Check every line of the entries below for the word "here", and copy the ones that have it.

## begin Exercise data

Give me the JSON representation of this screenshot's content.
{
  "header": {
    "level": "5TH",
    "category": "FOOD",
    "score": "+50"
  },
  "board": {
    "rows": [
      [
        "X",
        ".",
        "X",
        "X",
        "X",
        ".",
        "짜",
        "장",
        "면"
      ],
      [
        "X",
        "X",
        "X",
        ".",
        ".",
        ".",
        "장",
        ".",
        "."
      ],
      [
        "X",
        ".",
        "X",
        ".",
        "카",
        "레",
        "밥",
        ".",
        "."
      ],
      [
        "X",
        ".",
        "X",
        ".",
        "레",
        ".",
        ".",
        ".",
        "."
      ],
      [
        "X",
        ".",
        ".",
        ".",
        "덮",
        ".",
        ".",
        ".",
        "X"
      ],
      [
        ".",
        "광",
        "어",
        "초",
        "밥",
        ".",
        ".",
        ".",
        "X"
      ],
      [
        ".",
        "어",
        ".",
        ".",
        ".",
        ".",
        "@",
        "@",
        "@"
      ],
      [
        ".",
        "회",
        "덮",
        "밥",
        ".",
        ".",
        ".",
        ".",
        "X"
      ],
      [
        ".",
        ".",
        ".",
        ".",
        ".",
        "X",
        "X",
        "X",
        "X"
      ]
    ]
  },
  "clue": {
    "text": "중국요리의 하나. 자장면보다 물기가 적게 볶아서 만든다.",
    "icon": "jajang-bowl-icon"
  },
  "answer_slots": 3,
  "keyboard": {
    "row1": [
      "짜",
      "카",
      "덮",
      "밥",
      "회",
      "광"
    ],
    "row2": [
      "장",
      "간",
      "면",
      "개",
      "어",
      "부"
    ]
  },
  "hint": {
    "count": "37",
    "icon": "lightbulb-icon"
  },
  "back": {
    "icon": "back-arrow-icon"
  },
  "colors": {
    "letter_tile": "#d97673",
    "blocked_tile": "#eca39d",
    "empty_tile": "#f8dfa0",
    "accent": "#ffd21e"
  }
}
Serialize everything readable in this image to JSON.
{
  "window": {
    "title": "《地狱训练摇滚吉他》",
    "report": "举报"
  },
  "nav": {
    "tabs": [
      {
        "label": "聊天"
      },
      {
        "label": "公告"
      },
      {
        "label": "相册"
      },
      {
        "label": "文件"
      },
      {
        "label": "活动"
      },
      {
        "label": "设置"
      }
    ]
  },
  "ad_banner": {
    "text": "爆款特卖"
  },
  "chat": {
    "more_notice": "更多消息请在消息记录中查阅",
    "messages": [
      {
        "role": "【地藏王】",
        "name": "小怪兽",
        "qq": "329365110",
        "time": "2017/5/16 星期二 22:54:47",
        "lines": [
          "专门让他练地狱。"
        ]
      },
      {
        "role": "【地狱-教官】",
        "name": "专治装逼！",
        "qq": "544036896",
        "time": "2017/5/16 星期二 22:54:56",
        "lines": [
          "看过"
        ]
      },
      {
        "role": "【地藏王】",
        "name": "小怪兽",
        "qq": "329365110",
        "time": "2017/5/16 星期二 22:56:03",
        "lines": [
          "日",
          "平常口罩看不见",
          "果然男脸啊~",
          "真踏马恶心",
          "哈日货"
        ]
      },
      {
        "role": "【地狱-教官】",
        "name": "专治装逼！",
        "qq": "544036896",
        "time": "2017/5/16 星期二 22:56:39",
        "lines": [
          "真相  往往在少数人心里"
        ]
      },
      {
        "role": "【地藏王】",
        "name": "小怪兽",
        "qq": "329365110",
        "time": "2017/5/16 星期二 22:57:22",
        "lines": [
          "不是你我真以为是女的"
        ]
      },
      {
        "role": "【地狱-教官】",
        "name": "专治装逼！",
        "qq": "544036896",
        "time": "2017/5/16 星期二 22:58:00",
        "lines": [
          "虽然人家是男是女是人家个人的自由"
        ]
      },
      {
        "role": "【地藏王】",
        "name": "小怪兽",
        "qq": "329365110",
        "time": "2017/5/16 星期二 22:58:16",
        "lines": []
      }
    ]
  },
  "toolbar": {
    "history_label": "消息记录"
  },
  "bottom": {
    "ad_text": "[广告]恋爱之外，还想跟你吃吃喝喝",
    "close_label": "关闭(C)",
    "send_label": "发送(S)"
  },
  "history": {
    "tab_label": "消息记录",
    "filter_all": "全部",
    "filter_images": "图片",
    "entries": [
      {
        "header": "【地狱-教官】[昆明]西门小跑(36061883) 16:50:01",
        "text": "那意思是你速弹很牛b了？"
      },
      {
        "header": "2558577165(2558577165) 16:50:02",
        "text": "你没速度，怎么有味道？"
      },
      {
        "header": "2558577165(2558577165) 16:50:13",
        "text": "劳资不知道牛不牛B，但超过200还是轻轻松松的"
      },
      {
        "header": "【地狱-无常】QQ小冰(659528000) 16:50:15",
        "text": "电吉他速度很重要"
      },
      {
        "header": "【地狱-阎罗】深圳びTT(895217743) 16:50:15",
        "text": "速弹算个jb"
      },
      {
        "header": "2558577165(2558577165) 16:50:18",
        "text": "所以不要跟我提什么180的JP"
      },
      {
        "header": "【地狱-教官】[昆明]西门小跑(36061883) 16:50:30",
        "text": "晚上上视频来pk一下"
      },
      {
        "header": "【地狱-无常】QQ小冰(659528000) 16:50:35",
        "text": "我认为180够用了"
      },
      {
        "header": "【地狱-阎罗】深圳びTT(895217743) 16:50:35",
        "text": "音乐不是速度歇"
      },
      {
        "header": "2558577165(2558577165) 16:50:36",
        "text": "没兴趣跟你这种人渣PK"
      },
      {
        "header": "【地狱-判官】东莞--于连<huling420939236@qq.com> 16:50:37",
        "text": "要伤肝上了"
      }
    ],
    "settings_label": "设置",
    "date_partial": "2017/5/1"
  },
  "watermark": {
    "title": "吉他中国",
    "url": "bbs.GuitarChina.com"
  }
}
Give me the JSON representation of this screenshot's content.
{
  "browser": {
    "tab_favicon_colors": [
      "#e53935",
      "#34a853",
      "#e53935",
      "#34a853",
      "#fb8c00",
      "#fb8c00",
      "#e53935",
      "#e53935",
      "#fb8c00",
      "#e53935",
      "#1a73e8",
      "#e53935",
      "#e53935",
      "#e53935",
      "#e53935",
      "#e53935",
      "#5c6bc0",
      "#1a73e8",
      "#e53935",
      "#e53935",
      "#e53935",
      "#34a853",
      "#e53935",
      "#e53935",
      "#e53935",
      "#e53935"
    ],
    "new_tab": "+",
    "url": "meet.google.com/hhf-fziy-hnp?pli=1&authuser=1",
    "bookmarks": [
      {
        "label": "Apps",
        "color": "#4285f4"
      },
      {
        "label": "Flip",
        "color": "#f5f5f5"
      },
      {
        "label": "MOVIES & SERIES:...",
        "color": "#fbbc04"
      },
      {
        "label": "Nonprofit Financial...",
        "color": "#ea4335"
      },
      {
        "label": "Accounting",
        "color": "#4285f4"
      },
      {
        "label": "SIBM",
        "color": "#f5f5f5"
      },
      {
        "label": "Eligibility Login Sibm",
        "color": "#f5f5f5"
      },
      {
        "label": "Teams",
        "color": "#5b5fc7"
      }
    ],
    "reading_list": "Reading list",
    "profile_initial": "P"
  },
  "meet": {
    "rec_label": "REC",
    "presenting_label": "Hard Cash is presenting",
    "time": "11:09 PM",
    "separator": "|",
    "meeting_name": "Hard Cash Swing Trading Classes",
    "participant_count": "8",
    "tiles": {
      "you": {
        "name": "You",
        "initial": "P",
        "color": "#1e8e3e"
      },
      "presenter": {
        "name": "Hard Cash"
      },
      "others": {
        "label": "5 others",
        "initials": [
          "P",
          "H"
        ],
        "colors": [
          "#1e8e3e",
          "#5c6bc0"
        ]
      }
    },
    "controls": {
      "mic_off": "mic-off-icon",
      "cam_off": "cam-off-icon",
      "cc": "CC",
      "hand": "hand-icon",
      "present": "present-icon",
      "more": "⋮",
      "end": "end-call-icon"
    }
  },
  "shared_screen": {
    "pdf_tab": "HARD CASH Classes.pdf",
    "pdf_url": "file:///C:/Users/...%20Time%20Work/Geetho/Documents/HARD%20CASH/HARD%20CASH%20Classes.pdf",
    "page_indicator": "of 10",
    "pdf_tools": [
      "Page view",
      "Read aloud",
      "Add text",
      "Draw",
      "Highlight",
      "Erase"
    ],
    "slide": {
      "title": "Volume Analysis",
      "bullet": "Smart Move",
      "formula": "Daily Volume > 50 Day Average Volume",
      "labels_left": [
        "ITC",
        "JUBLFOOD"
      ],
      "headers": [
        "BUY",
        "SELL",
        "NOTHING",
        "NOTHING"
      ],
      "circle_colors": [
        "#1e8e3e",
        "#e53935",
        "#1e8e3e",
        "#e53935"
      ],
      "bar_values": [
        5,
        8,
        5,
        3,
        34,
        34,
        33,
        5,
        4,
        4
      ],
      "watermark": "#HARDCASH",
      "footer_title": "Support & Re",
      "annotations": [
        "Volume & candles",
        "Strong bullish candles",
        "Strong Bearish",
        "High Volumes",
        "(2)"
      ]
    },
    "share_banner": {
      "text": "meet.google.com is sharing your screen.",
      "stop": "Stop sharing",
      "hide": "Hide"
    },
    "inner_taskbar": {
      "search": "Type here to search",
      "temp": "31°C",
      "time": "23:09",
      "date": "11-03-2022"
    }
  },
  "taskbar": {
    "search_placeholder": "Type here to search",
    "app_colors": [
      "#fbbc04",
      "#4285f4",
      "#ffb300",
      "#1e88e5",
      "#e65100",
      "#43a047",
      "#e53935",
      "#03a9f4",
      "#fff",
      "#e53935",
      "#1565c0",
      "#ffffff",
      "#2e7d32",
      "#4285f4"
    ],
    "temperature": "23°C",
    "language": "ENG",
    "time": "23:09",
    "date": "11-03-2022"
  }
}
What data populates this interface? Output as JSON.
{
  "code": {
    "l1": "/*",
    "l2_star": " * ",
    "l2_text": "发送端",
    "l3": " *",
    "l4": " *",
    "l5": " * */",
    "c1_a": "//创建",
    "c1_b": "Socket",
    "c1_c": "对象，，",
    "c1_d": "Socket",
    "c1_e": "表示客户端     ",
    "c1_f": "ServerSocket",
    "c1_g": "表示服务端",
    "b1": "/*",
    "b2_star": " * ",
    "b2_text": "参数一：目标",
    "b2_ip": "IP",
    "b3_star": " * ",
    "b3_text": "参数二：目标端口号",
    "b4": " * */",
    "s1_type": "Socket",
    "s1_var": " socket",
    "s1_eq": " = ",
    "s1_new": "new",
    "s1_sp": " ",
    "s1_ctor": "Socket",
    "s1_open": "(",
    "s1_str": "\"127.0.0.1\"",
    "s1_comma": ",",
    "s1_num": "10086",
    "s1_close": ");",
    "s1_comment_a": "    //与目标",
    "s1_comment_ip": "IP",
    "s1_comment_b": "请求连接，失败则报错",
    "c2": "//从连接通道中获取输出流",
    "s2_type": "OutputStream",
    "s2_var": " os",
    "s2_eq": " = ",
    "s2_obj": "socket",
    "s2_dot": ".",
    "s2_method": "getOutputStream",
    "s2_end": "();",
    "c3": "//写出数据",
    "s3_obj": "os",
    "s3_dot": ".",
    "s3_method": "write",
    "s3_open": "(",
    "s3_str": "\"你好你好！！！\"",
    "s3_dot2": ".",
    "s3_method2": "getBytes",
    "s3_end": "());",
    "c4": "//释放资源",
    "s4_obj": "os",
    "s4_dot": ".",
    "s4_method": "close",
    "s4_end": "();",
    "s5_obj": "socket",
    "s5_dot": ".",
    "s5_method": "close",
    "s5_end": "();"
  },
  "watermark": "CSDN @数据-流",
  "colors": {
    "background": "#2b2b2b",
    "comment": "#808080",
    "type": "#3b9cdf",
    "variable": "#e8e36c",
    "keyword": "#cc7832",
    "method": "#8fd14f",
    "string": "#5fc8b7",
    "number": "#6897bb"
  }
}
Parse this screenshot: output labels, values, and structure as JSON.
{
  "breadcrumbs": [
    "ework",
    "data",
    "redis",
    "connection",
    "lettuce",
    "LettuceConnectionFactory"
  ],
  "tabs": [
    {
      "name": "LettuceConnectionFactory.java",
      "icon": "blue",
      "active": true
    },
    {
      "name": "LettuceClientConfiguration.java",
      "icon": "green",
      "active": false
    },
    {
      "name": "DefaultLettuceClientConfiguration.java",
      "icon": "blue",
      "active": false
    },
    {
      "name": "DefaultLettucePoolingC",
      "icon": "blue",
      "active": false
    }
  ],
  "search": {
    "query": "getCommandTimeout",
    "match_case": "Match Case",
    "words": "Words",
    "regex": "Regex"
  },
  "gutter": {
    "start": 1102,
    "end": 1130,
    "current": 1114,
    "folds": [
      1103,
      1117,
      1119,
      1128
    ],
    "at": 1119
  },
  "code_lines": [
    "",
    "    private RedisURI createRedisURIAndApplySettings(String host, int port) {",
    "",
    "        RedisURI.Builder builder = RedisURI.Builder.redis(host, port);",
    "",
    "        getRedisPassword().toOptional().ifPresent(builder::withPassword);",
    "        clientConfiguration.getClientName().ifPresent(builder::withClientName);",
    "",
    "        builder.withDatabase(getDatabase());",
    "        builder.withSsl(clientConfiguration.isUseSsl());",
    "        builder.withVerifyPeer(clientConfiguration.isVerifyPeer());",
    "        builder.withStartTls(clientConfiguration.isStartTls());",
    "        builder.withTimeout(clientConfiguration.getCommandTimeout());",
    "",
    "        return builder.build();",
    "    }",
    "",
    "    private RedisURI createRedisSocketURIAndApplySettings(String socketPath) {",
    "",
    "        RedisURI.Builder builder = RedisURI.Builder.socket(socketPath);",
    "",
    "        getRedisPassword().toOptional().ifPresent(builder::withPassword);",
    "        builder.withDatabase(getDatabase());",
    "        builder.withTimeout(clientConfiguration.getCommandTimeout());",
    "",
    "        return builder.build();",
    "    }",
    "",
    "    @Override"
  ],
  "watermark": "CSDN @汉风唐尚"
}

## end Exercise data

### Result
      "search": "Type here to search",
    "search_placeholder": "Type here to search",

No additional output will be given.